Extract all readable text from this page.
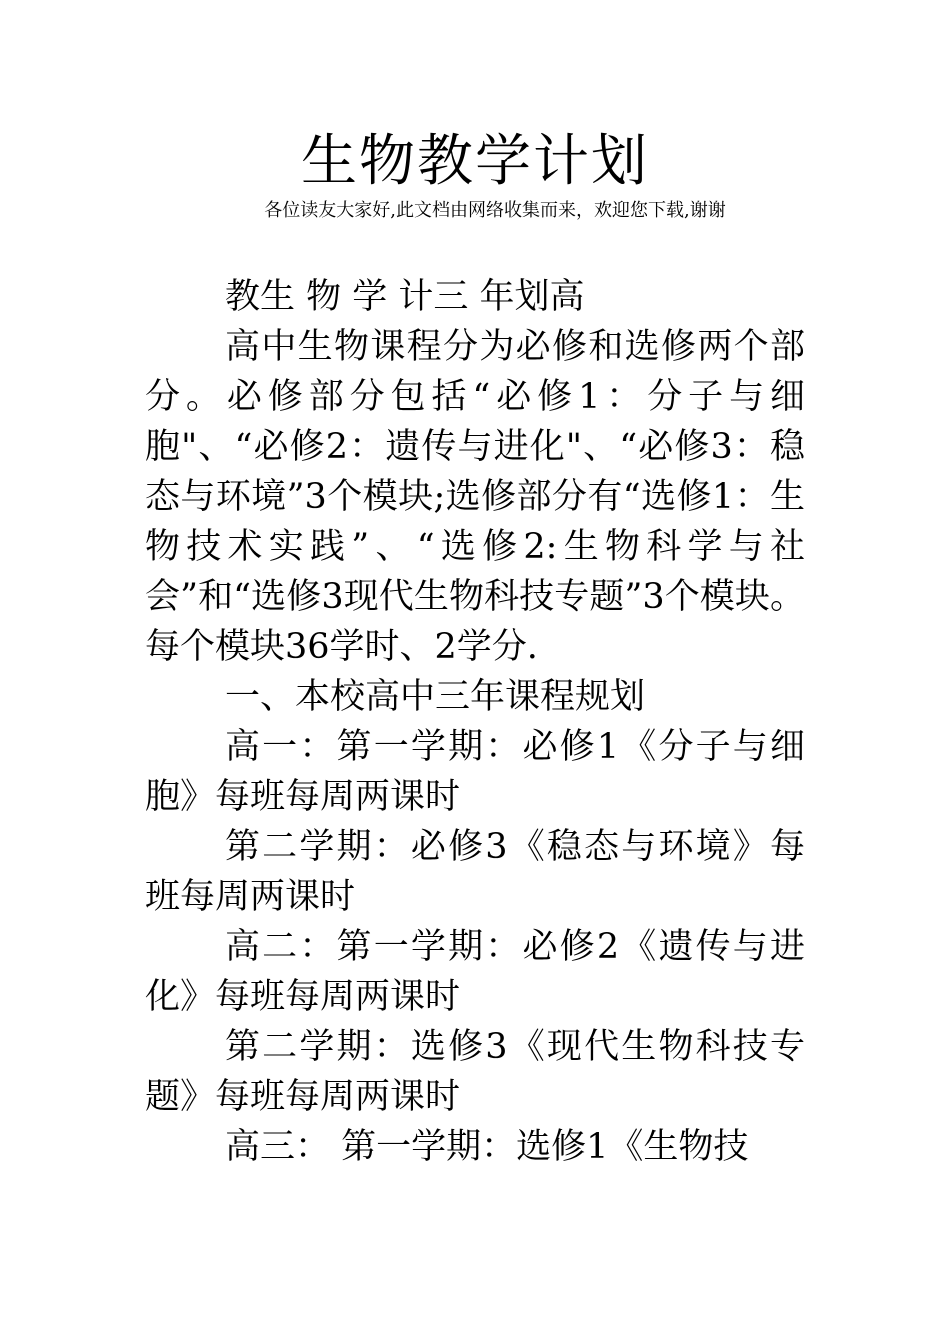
生物教学计划
各位读友大家好,此文档由网络收集而来，欢迎您下载,谢谢

教生 物 学 计三 年划高

高中生物课程分为必修和选修两个部分。必修部分包括“必修1：分子与细胞"、“必修2：遗传与进化"、“必修3：稳态与环境”3个模块;选修部分有“选修1：生物技术实践”、“选修2:生物科学与社会”和“选修3现代生物科技专题”3个模块。每个模块36学时、2学分.

一、本校高中三年课程规划

高一：第一学期：必修1《分子与细胞》每班每周两课时

第二学期：必修3《稳态与环境》每班每周两课时

高二：第一学期：必修2《遗传与进化》每班每周两课时

第二学期：选修3《现代生物科技专题》每班每周两课时

高三： 第一学期：选修1《生物技
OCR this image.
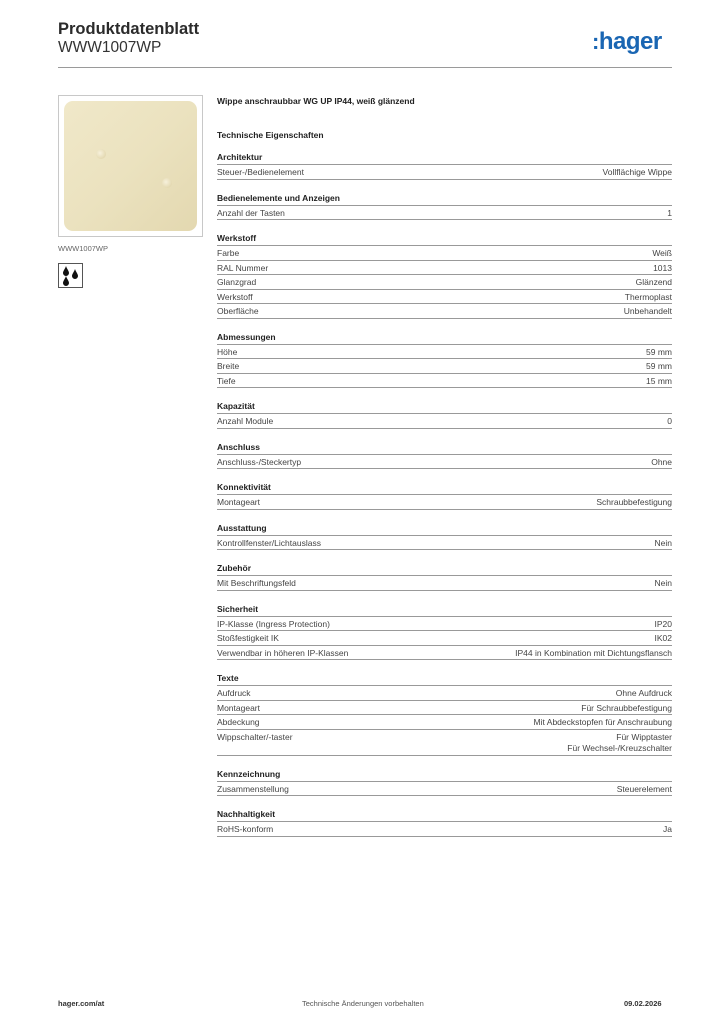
Produktdatenblatt
WWW1007WP	:hager
WWW1007WP
Wippe anschraubbar WG UP IP44, weiß glänzend
Technische Eigenschaften
Architektur
Steuer-/Bedienelement	Vollflächige Wippe
Bedienelemente und Anzeigen
Anzahl der Tasten	1
Werkstoff
Farbe	Weiß
RAL Nummer	1013
Glanzgrad	Glänzend
Werkstoff	Thermoplast
Oberfläche	Unbehandelt
Abmessungen
Höhe	59 mm
Breite	59 mm
Tiefe	15 mm
Kapazität
Anzahl Module	0
Anschluss
Anschluss-/Steckertyp	Ohne
Konnektivität
Montageart	Schraubbefestigung
Ausstattung
Kontrollfenster/Lichtauslass	Nein
Zubehör
Mit Beschriftungsfeld	Nein
Sicherheit
IP-Klasse (Ingress Protection)	IP20
Stoßfestigkeit IK	IK02
Verwendbar in höheren IP-Klassen	IP44 in Kombination mit Dichtungsflansch
Texte
Aufdruck	Ohne Aufdruck
Montageart	Für Schraubbefestigung
Abdeckung	Mit Abdeckstopfen für Anschraubung
Wippschalter/-taster	Für Wipptaster
Für Wechsel-/Kreuzschalter
Kennzeichnung
Zusammenstellung	Steuerelement
Nachhaltigkeit
RoHS-konform	Ja
hager.com/at	Technische Änderungen vorbehalten	09.02.2026
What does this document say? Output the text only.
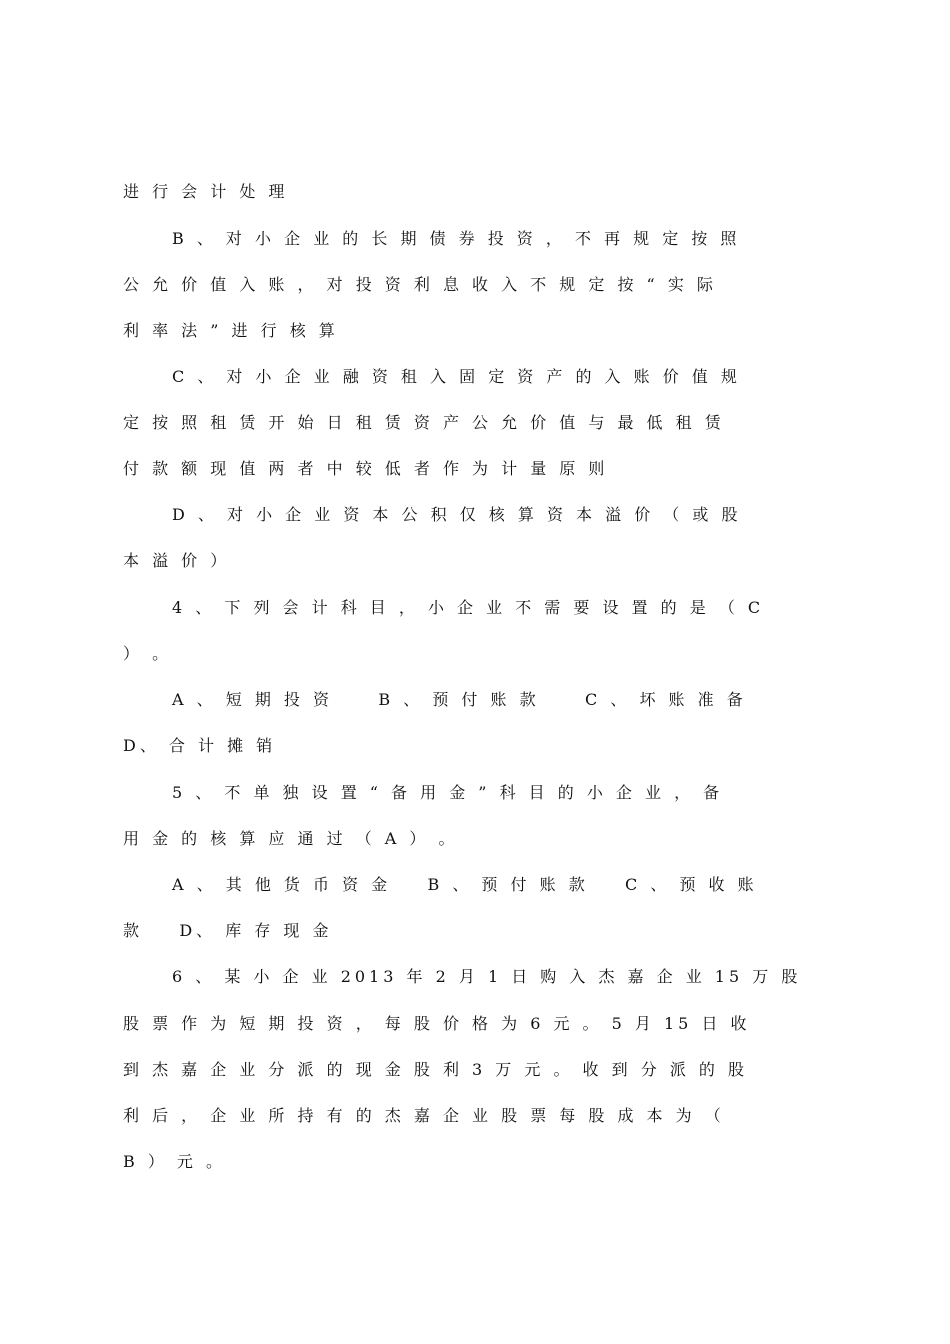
进 行 会 计 处 理
B 、 对 小 企 业 的 长 期 债 券 投 资 ， 不 再 规 定 按 照
公 允 价 值 入 账 ， 对 投 资 利 息 收 入 不 规 定 按 “ 实 际
利 率 法 ” 进 行 核 算
C 、 对 小 企 业 融 资 租 入 固 定 资 产 的 入 账 价 值 规
定 按 照 租 赁 开 始 日 租 赁 资 产 公 允 价 值 与 最 低 租 赁
付 款 额 现 值 两 者 中 较 低 者 作 为 计 量 原 则
D 、 对 小 企 业 资 本 公 积 仅 核 算 资 本 溢 价 （ 或 股
本 溢 价 ）
4 、 下 列 会 计 科 目 ， 小 企 业 不 需 要 设 置 的 是 （ C
） 。
A 、 短 期 投 资     B 、 预 付 账 款     C 、 坏 账 准 备
D、 合 计 摊 销
5 、 不 单 独 设 置 “ 备 用 金 ” 科 目 的 小 企 业 ， 备
用 金 的 核 算 应 通 过 （ A ） 。
A 、 其 他 货 币 资 金    B 、 预 付 账 款    C 、 预 收 账
款    D、 库 存 现 金
6 、 某 小 企 业 2013 年 2 月 1 日 购 入 杰 嘉 企 业 15 万 股
股 票 作 为 短 期 投 资 ， 每 股 价 格 为 6 元 。 5 月 15 日 收
到 杰 嘉 企 业 分 派 的 现 金 股 利 3 万 元 。 收 到 分 派 的 股
利 后 ， 企 业 所 持 有 的 杰 嘉 企 业 股 票 每 股 成 本 为 （
B ） 元 。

......

* _WRITTEN REQUEST_: Look for the word "稳态与环境" and return every line where it occurs.

* _THE RESPONSE_:
高中生物课程分为必修和选修两个部分。必修部分包括“必修1：分子与细胞"、“必修2：遗传与进化"、“必修3：稳态与环境”3个模块;选修部分有“选修1：生物技术实践”、“选修2:生物科学与社会”和“选修3现代生物科技专题”3个模块。每个模块36学时、2学分.
第二学期：必修3《稳态与环境》每班每周两课时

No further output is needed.